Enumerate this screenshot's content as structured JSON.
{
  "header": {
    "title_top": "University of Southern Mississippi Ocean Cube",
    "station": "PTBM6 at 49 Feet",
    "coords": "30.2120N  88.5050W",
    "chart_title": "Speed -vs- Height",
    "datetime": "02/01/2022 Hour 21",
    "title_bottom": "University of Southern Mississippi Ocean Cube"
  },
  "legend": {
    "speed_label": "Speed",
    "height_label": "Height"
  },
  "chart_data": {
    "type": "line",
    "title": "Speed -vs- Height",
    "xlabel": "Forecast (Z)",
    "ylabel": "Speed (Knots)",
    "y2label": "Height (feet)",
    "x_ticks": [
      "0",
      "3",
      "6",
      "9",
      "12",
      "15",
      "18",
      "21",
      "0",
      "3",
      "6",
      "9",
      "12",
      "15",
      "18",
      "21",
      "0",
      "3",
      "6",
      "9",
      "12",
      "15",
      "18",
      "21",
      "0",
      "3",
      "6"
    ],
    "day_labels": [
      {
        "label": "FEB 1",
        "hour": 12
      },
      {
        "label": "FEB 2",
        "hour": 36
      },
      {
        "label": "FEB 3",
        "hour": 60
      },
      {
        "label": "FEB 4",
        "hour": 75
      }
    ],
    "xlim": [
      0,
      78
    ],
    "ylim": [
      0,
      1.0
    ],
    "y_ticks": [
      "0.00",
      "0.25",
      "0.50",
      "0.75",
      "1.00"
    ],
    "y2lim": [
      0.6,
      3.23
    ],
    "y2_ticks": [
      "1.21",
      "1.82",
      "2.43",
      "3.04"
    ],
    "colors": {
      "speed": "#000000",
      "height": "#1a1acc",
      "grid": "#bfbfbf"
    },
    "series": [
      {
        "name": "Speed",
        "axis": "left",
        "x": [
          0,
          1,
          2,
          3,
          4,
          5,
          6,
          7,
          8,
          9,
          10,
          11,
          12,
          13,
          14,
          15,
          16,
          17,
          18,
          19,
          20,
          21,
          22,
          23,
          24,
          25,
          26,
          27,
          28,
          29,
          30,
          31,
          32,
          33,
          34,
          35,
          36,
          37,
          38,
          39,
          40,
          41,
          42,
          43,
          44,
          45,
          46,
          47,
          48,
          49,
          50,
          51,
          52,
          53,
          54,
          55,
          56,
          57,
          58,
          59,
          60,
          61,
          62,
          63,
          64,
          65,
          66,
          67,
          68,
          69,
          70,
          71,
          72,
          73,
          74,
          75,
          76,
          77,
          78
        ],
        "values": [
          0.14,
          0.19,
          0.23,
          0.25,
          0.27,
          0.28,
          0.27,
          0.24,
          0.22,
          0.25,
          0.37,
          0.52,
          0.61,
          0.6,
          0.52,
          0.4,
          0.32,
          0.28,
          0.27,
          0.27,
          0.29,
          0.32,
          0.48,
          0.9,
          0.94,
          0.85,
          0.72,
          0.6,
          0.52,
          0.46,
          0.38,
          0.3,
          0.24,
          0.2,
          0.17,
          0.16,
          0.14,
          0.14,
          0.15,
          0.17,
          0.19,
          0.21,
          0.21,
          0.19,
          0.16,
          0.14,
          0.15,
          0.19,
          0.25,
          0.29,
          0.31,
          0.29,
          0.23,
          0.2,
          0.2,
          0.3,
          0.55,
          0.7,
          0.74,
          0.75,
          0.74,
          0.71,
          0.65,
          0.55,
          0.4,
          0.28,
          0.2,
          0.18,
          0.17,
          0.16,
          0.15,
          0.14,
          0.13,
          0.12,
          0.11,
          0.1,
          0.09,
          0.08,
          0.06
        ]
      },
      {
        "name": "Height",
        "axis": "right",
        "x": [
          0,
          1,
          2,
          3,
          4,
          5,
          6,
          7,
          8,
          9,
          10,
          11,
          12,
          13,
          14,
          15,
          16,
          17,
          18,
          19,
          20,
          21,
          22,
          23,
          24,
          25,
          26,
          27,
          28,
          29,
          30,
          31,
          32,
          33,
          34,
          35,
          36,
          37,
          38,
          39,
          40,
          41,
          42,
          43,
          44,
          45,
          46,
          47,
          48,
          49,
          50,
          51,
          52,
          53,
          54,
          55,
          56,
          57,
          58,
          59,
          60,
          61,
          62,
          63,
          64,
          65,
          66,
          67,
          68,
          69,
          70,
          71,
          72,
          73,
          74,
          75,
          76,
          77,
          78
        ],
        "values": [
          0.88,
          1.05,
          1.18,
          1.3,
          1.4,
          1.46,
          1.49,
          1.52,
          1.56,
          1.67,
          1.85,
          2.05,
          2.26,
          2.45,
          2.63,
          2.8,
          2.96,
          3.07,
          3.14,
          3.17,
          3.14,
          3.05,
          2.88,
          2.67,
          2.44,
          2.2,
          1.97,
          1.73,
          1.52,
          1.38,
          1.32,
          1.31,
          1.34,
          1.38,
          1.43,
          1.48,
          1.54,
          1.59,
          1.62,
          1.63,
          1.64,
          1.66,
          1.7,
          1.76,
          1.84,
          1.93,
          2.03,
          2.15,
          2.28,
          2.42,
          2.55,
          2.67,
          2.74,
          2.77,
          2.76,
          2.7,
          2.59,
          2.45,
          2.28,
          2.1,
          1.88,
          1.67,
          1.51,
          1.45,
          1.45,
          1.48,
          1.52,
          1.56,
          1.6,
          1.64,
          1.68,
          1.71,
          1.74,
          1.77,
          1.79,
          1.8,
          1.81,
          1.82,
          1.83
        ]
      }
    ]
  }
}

Instructions to follow: Find each line with the string "University" and copy it out.

Exercise answer:
    "title_top": "University of Southern Mississippi Ocean Cube",
    "title_bottom": "University of Southern Mississippi Ocean Cube"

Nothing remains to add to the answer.